> [DIRECTIONS]
Lines containing the string "best" are to be counted; report the number and nothing more.

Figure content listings
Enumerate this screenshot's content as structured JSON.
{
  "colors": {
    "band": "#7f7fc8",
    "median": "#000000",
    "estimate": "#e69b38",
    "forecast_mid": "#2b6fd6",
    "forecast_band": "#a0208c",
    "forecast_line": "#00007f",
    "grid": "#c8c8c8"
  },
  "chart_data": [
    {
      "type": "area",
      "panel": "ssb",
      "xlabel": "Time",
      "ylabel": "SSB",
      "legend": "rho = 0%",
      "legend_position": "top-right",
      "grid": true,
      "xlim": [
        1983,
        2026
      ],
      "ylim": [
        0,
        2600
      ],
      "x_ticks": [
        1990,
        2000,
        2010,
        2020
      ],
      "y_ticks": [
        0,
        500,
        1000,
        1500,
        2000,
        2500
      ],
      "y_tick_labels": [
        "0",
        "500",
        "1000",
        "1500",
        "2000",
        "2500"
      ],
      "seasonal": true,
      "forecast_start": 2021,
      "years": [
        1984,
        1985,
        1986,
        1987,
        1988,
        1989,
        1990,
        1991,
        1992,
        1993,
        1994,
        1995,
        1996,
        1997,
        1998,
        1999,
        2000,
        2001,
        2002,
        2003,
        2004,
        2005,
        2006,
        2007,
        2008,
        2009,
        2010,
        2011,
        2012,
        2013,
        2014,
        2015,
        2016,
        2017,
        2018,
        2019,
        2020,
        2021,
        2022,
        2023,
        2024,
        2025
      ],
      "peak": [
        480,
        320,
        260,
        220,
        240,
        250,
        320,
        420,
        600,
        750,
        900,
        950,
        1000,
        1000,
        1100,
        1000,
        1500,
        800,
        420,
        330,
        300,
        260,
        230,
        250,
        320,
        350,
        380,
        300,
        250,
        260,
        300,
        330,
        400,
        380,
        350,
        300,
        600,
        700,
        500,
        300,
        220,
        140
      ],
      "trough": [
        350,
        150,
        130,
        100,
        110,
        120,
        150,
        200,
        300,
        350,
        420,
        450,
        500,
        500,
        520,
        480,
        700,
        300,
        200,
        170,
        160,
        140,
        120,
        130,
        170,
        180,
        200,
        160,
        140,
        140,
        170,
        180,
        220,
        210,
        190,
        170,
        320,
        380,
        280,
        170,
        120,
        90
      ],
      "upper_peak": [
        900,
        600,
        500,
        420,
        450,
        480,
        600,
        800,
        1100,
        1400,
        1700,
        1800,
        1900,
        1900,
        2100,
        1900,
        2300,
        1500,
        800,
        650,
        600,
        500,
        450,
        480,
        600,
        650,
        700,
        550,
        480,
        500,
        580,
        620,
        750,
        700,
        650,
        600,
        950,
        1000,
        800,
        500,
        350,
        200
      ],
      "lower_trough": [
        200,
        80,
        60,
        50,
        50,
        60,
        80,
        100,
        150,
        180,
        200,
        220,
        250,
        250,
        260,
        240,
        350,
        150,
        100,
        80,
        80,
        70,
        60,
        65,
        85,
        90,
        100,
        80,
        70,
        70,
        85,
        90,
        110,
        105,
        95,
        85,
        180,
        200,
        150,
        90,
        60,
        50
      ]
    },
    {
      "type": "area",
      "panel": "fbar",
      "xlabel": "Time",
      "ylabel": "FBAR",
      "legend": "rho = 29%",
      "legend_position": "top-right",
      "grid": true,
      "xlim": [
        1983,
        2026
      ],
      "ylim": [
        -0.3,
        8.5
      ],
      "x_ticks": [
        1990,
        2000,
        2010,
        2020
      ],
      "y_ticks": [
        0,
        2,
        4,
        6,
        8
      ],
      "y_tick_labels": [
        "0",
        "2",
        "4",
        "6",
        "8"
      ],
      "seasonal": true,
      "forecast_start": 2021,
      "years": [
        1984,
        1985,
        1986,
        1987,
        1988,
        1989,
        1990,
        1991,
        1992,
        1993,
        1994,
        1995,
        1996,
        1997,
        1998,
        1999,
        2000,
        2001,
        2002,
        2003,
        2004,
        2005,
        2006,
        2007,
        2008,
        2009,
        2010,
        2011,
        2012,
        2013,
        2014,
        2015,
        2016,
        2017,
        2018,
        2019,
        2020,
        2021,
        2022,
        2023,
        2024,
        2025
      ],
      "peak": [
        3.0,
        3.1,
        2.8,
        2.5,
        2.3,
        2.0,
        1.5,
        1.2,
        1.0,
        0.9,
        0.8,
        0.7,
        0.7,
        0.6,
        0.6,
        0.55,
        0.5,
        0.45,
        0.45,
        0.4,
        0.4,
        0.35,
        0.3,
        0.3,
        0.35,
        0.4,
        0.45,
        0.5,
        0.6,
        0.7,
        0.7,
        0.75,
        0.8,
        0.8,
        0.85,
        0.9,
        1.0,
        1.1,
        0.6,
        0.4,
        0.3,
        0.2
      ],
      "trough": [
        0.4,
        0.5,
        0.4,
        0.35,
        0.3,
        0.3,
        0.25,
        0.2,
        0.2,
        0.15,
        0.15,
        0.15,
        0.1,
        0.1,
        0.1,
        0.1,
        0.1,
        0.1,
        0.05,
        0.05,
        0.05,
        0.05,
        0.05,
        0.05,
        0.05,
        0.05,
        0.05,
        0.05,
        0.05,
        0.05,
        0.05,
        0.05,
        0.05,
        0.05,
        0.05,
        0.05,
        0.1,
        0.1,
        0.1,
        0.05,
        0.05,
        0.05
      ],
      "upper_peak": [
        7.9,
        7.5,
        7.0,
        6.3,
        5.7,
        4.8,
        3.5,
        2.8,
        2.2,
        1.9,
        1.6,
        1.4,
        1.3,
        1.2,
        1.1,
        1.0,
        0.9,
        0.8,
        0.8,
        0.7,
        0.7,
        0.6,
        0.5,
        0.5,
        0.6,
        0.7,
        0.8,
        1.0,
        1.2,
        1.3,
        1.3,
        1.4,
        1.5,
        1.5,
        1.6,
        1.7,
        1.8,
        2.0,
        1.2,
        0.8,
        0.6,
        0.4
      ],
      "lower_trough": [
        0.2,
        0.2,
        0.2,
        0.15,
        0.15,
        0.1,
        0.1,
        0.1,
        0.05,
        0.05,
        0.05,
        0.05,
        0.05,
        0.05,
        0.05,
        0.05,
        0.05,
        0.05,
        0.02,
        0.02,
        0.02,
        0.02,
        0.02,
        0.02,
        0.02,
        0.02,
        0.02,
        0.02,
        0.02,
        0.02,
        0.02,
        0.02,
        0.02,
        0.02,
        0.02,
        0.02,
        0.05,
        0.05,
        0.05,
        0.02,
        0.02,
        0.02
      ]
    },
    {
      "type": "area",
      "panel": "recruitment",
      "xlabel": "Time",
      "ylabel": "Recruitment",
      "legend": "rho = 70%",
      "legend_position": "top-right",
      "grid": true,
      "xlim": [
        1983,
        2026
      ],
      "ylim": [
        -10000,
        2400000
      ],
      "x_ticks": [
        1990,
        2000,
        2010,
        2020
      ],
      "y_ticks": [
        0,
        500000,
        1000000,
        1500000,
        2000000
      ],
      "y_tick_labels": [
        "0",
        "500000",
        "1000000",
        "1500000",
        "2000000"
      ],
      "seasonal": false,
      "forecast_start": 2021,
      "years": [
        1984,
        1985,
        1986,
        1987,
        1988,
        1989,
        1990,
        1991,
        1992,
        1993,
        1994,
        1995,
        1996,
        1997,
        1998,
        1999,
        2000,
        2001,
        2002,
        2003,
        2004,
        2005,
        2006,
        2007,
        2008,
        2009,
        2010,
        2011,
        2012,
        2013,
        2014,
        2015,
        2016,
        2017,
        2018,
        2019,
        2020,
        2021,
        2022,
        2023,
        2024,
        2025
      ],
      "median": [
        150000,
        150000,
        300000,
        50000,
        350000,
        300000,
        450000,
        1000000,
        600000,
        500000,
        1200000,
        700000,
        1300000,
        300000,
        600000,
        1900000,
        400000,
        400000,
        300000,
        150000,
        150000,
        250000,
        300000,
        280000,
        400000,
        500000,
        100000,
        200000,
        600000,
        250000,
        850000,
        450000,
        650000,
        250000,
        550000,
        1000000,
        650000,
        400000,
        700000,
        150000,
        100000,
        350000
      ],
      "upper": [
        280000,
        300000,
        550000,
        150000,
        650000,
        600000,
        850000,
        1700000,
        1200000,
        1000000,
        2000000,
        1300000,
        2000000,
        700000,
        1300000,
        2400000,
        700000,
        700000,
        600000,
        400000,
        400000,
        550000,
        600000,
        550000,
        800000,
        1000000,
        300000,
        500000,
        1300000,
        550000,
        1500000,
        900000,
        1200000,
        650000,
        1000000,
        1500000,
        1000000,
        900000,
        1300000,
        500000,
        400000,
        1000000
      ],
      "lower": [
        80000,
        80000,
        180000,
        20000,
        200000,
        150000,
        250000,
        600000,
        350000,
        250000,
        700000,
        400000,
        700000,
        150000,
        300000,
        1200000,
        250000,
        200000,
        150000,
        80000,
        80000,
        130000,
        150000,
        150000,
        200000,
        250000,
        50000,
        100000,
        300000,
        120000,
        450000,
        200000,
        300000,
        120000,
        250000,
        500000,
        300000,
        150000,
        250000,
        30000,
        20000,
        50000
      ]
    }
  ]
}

* * *

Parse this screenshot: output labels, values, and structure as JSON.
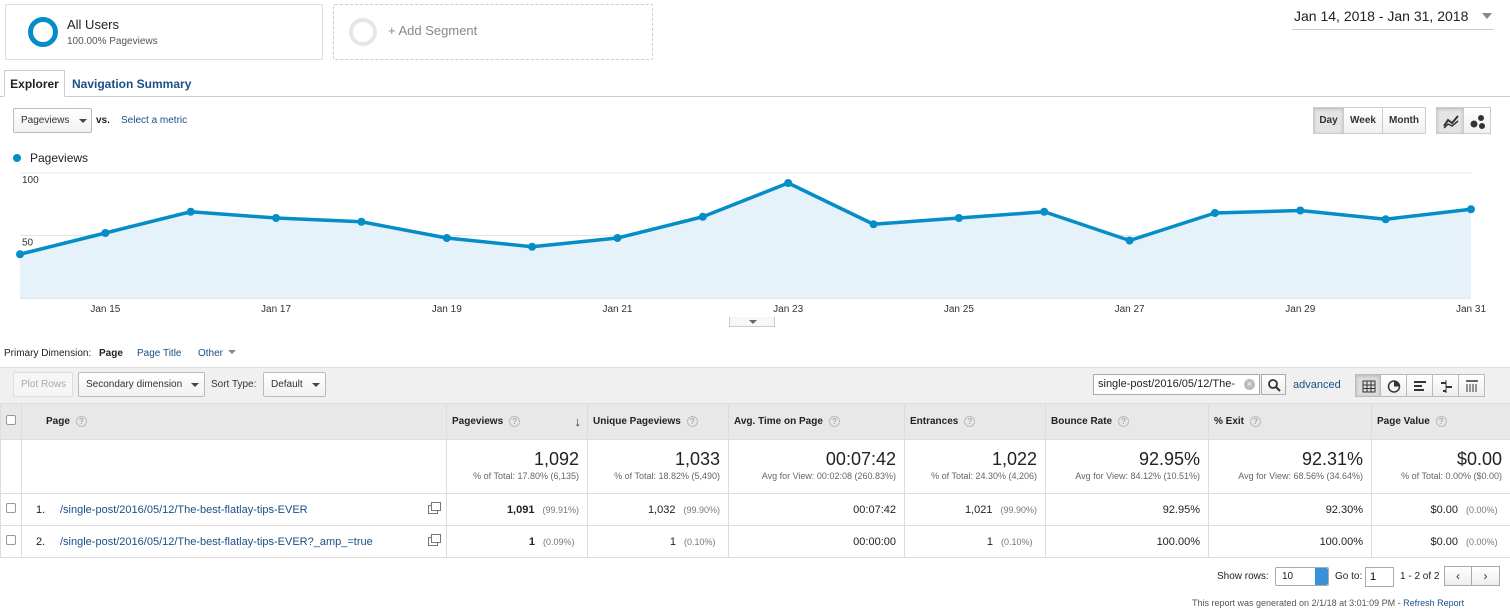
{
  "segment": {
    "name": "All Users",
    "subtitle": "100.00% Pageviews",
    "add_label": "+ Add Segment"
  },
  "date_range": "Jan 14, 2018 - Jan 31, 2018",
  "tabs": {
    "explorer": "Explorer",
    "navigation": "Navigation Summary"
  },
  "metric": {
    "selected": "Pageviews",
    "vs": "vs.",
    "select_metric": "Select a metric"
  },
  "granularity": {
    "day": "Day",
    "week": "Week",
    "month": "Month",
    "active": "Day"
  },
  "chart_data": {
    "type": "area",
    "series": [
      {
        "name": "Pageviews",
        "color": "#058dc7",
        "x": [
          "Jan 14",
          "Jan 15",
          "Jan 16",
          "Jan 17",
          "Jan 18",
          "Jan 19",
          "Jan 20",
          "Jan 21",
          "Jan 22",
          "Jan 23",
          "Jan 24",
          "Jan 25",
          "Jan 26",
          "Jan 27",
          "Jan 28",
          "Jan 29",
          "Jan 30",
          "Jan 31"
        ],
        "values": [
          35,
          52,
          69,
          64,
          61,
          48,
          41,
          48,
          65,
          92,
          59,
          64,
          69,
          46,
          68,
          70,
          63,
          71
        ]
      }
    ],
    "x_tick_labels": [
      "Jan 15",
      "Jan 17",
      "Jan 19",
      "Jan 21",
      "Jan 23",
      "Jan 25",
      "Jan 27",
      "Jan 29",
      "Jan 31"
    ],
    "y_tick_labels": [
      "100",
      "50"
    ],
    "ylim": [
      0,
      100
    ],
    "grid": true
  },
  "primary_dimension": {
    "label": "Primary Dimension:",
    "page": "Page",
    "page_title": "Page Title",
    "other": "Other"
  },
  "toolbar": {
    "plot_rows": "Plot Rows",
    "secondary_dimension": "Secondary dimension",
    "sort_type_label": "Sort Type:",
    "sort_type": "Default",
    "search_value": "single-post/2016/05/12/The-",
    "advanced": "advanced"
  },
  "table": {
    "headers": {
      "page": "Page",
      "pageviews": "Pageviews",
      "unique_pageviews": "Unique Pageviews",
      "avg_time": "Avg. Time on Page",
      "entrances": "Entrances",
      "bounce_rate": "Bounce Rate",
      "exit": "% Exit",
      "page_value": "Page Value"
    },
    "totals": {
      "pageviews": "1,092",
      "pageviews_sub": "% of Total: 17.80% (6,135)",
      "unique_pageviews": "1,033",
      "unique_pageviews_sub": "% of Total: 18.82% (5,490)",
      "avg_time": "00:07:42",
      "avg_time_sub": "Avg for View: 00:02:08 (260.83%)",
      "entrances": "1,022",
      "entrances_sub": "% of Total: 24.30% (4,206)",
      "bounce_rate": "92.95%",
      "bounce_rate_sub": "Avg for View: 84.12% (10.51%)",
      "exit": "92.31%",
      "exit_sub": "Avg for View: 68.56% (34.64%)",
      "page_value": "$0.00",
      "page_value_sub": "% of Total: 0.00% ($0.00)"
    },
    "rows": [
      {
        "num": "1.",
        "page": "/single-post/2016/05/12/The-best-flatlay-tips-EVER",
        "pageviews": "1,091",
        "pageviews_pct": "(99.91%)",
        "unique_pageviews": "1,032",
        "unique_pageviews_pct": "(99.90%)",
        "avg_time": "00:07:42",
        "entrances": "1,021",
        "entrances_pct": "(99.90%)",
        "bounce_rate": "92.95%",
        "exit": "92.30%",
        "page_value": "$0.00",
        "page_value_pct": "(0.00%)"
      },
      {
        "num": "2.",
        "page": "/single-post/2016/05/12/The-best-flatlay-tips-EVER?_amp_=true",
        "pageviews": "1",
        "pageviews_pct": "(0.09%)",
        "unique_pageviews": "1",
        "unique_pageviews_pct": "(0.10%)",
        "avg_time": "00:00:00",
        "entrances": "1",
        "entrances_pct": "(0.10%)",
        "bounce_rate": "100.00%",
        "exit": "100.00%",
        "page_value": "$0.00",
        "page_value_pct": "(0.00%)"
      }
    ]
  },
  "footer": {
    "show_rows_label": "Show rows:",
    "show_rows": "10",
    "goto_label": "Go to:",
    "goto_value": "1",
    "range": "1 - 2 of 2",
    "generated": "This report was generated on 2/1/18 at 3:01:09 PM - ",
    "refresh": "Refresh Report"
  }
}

---

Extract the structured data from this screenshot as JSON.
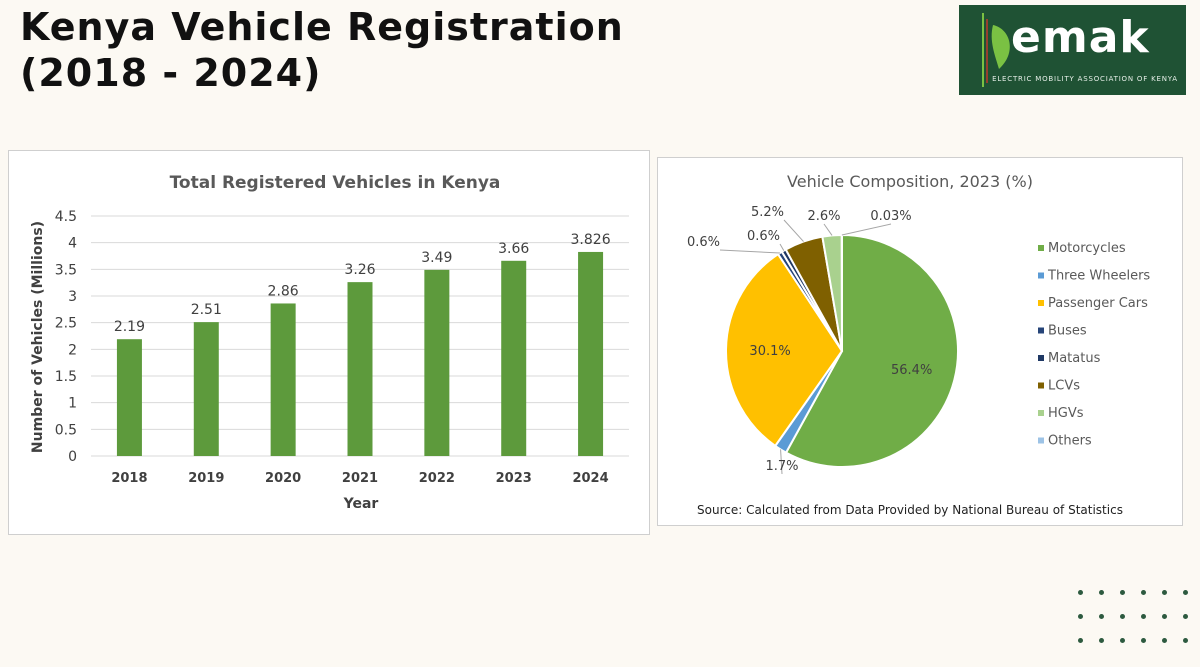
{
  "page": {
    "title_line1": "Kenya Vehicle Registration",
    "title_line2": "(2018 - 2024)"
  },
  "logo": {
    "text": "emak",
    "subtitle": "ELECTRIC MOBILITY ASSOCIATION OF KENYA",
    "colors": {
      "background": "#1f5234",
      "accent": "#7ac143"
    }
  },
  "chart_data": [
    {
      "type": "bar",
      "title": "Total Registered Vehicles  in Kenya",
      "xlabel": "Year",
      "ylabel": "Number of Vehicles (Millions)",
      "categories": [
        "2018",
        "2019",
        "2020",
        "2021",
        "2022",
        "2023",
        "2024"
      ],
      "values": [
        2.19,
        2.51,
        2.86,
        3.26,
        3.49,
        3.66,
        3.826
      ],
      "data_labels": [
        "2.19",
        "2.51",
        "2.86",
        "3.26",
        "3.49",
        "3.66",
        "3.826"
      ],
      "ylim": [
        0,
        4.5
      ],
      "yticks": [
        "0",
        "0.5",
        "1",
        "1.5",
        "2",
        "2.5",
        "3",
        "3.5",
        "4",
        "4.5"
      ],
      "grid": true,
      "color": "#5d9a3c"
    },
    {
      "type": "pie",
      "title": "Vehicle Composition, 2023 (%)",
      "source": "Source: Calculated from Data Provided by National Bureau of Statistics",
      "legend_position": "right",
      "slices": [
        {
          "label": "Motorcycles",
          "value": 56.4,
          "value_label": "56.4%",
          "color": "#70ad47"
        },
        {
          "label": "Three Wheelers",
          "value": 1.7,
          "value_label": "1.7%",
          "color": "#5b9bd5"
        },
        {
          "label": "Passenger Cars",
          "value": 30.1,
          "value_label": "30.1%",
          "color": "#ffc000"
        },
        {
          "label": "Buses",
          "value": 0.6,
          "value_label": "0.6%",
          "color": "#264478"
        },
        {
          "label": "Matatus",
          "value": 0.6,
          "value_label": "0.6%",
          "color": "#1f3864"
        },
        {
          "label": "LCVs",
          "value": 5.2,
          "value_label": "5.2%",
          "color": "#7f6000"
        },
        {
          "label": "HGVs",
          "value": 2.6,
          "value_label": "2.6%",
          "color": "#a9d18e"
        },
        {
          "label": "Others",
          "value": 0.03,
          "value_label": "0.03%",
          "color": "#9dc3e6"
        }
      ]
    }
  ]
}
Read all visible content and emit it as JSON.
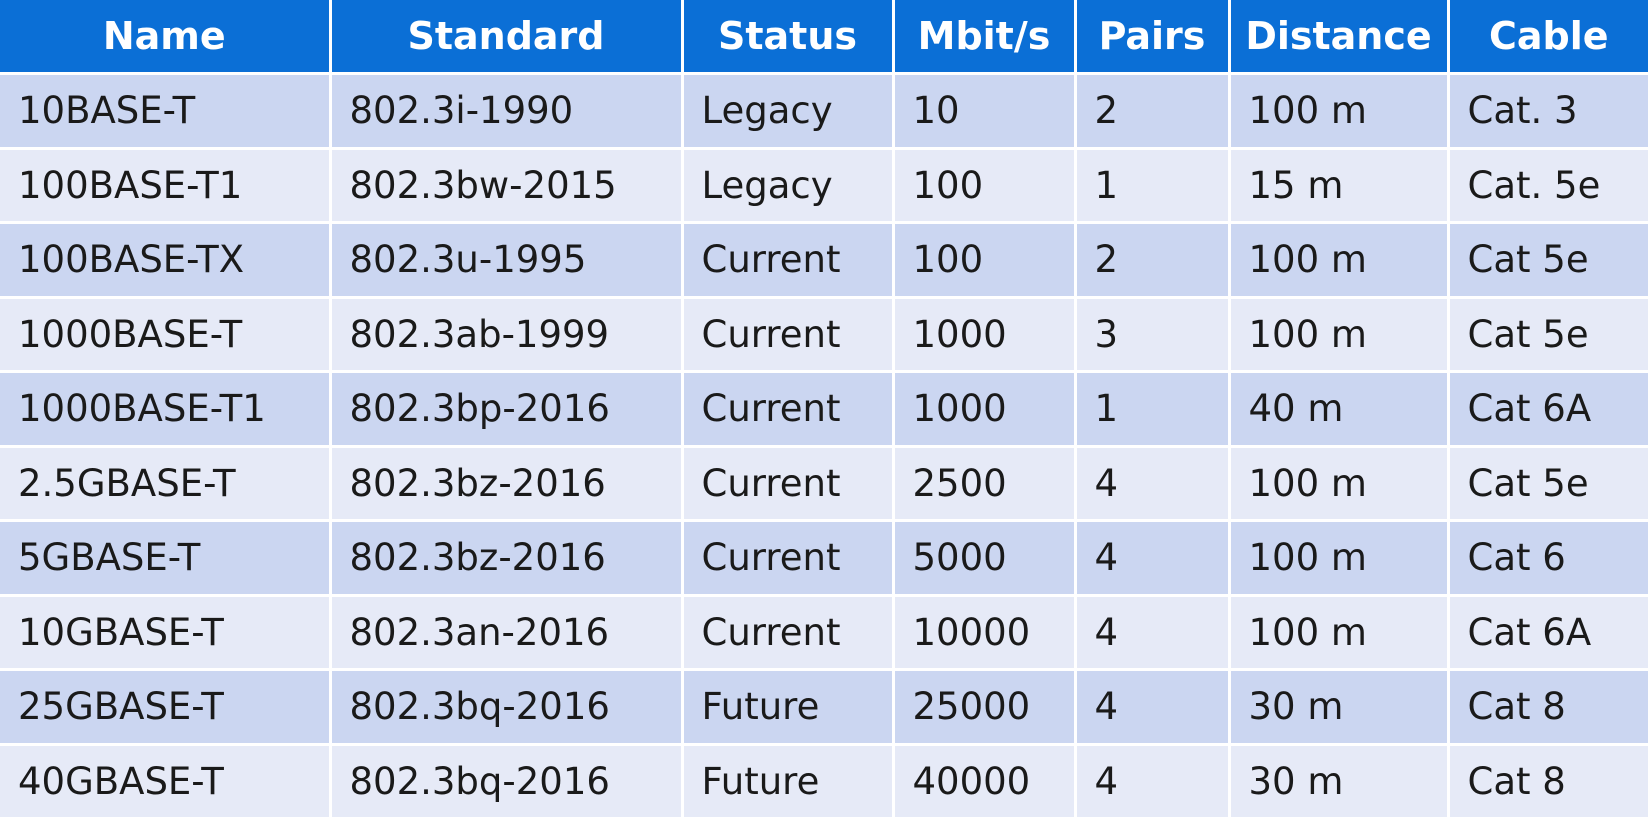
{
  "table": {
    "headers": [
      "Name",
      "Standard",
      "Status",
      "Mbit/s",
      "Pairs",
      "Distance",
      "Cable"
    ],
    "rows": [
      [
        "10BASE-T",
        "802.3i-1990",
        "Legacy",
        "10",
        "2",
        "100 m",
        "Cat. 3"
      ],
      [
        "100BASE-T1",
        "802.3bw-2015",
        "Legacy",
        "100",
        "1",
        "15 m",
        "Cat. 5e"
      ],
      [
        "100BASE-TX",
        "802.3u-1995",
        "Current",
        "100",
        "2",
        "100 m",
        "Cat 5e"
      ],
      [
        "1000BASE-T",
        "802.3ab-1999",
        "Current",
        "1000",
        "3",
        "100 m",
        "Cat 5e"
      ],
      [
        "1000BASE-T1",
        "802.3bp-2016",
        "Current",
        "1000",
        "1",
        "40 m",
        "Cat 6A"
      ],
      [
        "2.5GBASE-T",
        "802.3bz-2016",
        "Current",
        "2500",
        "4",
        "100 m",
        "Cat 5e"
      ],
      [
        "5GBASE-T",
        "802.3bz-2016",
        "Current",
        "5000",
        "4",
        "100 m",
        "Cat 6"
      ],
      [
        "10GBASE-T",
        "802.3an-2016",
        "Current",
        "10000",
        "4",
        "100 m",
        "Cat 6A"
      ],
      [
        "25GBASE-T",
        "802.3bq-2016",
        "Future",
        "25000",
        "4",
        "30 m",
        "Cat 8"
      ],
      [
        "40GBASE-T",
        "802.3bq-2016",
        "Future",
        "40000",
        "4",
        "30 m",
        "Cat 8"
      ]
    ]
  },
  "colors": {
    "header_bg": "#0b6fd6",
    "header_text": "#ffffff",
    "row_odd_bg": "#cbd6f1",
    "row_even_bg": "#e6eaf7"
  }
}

> [FULL OUTPUT]
2